-- Start of Data for this exercise --

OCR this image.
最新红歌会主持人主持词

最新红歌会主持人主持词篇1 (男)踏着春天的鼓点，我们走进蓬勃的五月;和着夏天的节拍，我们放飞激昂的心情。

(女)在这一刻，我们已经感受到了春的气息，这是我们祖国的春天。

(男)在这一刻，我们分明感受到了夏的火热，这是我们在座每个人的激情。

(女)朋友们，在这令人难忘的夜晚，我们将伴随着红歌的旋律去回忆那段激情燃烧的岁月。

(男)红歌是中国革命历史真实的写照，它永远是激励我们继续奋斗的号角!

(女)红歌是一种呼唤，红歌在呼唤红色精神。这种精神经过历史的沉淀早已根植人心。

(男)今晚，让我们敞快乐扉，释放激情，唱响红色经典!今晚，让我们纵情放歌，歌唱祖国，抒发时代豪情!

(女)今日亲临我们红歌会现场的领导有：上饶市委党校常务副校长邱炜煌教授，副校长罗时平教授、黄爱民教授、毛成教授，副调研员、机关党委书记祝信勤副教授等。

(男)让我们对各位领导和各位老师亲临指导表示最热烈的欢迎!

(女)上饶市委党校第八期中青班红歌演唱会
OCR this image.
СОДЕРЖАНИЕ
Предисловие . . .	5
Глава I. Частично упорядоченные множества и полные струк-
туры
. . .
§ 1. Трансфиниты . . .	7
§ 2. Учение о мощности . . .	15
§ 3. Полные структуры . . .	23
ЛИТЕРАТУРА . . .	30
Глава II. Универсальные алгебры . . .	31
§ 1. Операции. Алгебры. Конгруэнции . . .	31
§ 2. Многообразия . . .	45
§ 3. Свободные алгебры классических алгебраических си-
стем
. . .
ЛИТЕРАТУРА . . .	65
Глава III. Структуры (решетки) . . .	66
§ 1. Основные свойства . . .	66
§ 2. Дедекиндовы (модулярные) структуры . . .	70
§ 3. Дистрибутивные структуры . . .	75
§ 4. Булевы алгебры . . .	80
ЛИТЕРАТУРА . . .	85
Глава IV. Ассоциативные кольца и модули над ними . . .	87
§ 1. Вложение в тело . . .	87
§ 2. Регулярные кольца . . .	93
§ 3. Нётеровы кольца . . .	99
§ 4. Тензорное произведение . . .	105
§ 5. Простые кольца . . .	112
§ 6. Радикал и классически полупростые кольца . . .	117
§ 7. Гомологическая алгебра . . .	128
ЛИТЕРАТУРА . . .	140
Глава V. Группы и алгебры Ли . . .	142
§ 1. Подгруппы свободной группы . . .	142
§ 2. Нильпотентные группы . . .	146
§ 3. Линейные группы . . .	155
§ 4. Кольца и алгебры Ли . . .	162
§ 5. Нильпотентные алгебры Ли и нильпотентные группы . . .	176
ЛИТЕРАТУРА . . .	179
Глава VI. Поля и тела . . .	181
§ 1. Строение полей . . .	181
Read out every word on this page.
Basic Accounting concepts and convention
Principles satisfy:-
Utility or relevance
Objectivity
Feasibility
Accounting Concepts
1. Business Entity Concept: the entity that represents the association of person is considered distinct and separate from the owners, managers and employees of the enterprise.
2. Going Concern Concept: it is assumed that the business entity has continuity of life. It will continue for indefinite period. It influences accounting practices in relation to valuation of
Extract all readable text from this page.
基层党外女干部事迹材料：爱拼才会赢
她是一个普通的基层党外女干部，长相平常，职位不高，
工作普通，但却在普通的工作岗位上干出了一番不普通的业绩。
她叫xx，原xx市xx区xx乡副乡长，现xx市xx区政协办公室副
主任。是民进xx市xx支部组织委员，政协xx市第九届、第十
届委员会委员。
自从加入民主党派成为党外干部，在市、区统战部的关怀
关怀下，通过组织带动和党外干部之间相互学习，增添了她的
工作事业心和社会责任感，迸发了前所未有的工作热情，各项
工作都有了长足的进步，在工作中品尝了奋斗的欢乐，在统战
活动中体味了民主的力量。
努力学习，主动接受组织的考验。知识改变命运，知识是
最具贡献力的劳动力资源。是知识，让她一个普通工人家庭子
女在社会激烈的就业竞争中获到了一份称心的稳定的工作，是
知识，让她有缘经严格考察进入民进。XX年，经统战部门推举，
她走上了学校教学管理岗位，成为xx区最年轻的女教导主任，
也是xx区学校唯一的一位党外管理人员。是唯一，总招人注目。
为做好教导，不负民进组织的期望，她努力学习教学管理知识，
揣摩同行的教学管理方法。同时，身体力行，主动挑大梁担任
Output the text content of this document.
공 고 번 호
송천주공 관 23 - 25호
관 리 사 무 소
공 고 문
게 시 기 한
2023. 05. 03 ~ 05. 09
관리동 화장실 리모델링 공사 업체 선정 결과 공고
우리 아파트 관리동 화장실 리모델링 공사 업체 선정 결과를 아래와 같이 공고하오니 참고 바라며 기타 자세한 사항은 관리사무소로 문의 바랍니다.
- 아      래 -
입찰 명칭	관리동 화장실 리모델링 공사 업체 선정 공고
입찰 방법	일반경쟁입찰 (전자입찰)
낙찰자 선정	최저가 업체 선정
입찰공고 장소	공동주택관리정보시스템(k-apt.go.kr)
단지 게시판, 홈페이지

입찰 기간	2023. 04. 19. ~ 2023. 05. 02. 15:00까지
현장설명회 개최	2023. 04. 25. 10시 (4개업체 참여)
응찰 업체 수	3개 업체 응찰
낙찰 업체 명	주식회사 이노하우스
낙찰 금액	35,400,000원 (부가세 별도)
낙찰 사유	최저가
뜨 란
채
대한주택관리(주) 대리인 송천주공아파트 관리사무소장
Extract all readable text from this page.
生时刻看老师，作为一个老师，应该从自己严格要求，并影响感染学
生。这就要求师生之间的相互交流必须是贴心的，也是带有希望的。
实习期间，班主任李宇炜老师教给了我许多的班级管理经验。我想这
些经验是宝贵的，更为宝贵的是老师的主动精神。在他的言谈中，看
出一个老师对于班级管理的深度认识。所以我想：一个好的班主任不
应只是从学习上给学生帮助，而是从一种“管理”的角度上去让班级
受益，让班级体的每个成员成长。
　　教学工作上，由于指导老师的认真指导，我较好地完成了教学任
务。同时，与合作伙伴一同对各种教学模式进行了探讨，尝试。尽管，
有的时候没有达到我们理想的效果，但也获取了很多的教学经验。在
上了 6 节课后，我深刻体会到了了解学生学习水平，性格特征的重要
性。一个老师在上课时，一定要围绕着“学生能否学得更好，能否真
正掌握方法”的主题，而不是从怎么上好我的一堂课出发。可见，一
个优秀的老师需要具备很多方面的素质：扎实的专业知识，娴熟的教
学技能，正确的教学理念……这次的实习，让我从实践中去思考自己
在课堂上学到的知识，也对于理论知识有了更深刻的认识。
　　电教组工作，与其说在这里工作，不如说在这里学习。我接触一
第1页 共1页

-- End of Data for this exercise --

## Job
Copy out each line above, character for character.

## Reply to the exercise
OCR this image.
最新红歌会主持人主持词

最新红歌会主持人主持词篇1 (男)踏着春天的鼓点，我们走进蓬勃的五月;和着夏天的节拍，我们放飞激昂的心情。

(女)在这一刻，我们已经感受到了春的气息，这是我们祖国的春天。

(男)在这一刻，我们分明感受到了夏的火热，这是我们在座每个人的激情。

(女)朋友们，在这令人难忘的夜晚，我们将伴随着红歌的旋律去回忆那段激情燃烧的岁月。

(男)红歌是中国革命历史真实的写照，它永远是激励我们继续奋斗的号角!

(女)红歌是一种呼唤，红歌在呼唤红色精神。这种精神经过历史的沉淀早已根植人心。

(男)今晚，让我们敞快乐扉，释放激情，唱响红色经典!今晚，让我们纵情放歌，歌唱祖国，抒发时代豪情!

(女)今日亲临我们红歌会现场的领导有：上饶市委党校常务副校长邱炜煌教授，副校长罗时平教授、黄爱民教授、毛成教授，副调研员、机关党委书记祝信勤副教授等。

(男)让我们对各位领导和各位老师亲临指导表示最热烈的欢迎!

(女)上饶市委党校第八期中青班红歌演唱会
OCR this image.
СОДЕРЖАНИЕ
Предисловие . . .	5
Глава I. Частично упорядоченные множества и полные струк-
туры
. . .
§ 1. Трансфиниты . . .	7
§ 2. Учение о мощности . . .	15
§ 3. Полные структуры . . .	23
ЛИТЕРАТУРА . . .	30
Глава II. Универсальные алгебры . . .	31
§ 1. Операции. Алгебры. Конгруэнции . . .	31
§ 2. Многообразия . . .	45
§ 3. Свободные алгебры классических алгебраических си-
стем
. . .
ЛИТЕРАТУРА . . .	65
Глава III. Структуры (решетки) . . .	66
§ 1. Основные свойства . . .	66
§ 2. Дедекиндовы (модулярные) структуры . . .	70
§ 3. Дистрибутивные структуры . . .	75
§ 4. Булевы алгебры . . .	80
ЛИТЕРАТУРА . . .	85
Глава IV. Ассоциативные кольца и модули над ними . . .	87
§ 1. Вложение в тело . . .	87
§ 2. Регулярные кольца . . .	93
§ 3. Нётеровы кольца . . .	99
§ 4. Тензорное произведение . . .	105
§ 5. Простые кольца . . .	112
§ 6. Радикал и классически полупростые кольца . . .	117
§ 7. Гомологическая алгебра . . .	128
ЛИТЕРАТУРА . . .	140
Глава V. Группы и алгебры Ли . . .	142
§ 1. Подгруппы свободной группы . . .	142
§ 2. Нильпотентные группы . . .	146
§ 3. Линейные группы . . .	155
§ 4. Кольца и алгебры Ли . . .	162
§ 5. Нильпотентные алгебры Ли и нильпотентные группы . . .	176
ЛИТЕРАТУРА . . .	179
Глава VI. Поля и тела . . .	181
§ 1. Строение полей . . .	181
Read out every word on this page.
Basic Accounting concepts and convention
Principles satisfy:-
Utility or relevance
Objectivity
Feasibility
Accounting Concepts
1. Business Entity Concept: the entity that represents the association of person is considered distinct and separate from the owners, managers and employees of the enterprise.
2. Going Concern Concept: it is assumed that the business entity has continuity of life. It will continue for indefinite period. It influences accounting practices in relation to valuation of
Extract all readable text from this page.
基层党外女干部事迹材料：爱拼才会赢
她是一个普通的基层党外女干部，长相平常，职位不高，
工作普通，但却在普通的工作岗位上干出了一番不普通的业绩。
她叫xx，原xx市xx区xx乡副乡长，现xx市xx区政协办公室副
主任。是民进xx市xx支部组织委员，政协xx市第九届、第十
届委员会委员。
自从加入民主党派成为党外干部，在市、区统战部的关怀
关怀下，通过组织带动和党外干部之间相互学习，增添了她的
工作事业心和社会责任感，迸发了前所未有的工作热情，各项
工作都有了长足的进步，在工作中品尝了奋斗的欢乐，在统战
活动中体味了民主的力量。
努力学习，主动接受组织的考验。知识改变命运，知识是
最具贡献力的劳动力资源。是知识，让她一个普通工人家庭子
女在社会激烈的就业竞争中获到了一份称心的稳定的工作，是
知识，让她有缘经严格考察进入民进。XX年，经统战部门推举，
她走上了学校教学管理岗位，成为xx区最年轻的女教导主任，
也是xx区学校唯一的一位党外管理人员。是唯一，总招人注目。
为做好教导，不负民进组织的期望，她努力学习教学管理知识，
揣摩同行的教学管理方法。同时，身体力行，主动挑大梁担任
Output the text content of this document.
공 고 번 호
송천주공 관 23 - 25호
관 리 사 무 소
공 고 문
게 시 기 한
2023. 05. 03 ~ 05. 09
관리동 화장실 리모델링 공사 업체 선정 결과 공고
우리 아파트 관리동 화장실 리모델링 공사 업체 선정 결과를 아래와 같이 공고하오니 참고 바라며 기타 자세한 사항은 관리사무소로 문의 바랍니다.
- 아      래 -
입찰 명칭	관리동 화장실 리모델링 공사 업체 선정 공고
입찰 방법	일반경쟁입찰 (전자입찰)
낙찰자 선정	최저가 업체 선정
입찰공고 장소	공동주택관리정보시스템(k-apt.go.kr)
단지 게시판, 홈페이지

입찰 기간	2023. 04. 19. ~ 2023. 05. 02. 15:00까지
현장설명회 개최	2023. 04. 25. 10시 (4개업체 참여)
응찰 업체 수	3개 업체 응찰
낙찰 업체 명	주식회사 이노하우스
낙찰 금액	35,400,000원 (부가세 별도)
낙찰 사유	최저가
뜨 란
채
대한주택관리(주) 대리인 송천주공아파트 관리사무소장
Extract all readable text from this page.
生时刻看老师，作为一个老师，应该从自己严格要求，并影响感染学
生。这就要求师生之间的相互交流必须是贴心的，也是带有希望的。
实习期间，班主任李宇炜老师教给了我许多的班级管理经验。我想这
些经验是宝贵的，更为宝贵的是老师的主动精神。在他的言谈中，看
出一个老师对于班级管理的深度认识。所以我想：一个好的班主任不
应只是从学习上给学生帮助，而是从一种“管理”的角度上去让班级
受益，让班级体的每个成员成长。
　　教学工作上，由于指导老师的认真指导，我较好地完成了教学任
务。同时，与合作伙伴一同对各种教学模式进行了探讨，尝试。尽管，
有的时候没有达到我们理想的效果，但也获取了很多的教学经验。在
上了 6 节课后，我深刻体会到了了解学生学习水平，性格特征的重要
性。一个老师在上课时，一定要围绕着“学生能否学得更好，能否真
正掌握方法”的主题，而不是从怎么上好我的一堂课出发。可见，一
个优秀的老师需要具备很多方面的素质：扎实的专业知识，娴熟的教
学技能，正确的教学理念……这次的实习，让我从实践中去思考自己
在课堂上学到的知识，也对于理论知识有了更深刻的认识。
　　电教组工作，与其说在这里工作，不如说在这里学习。我接触一
第1页 共1页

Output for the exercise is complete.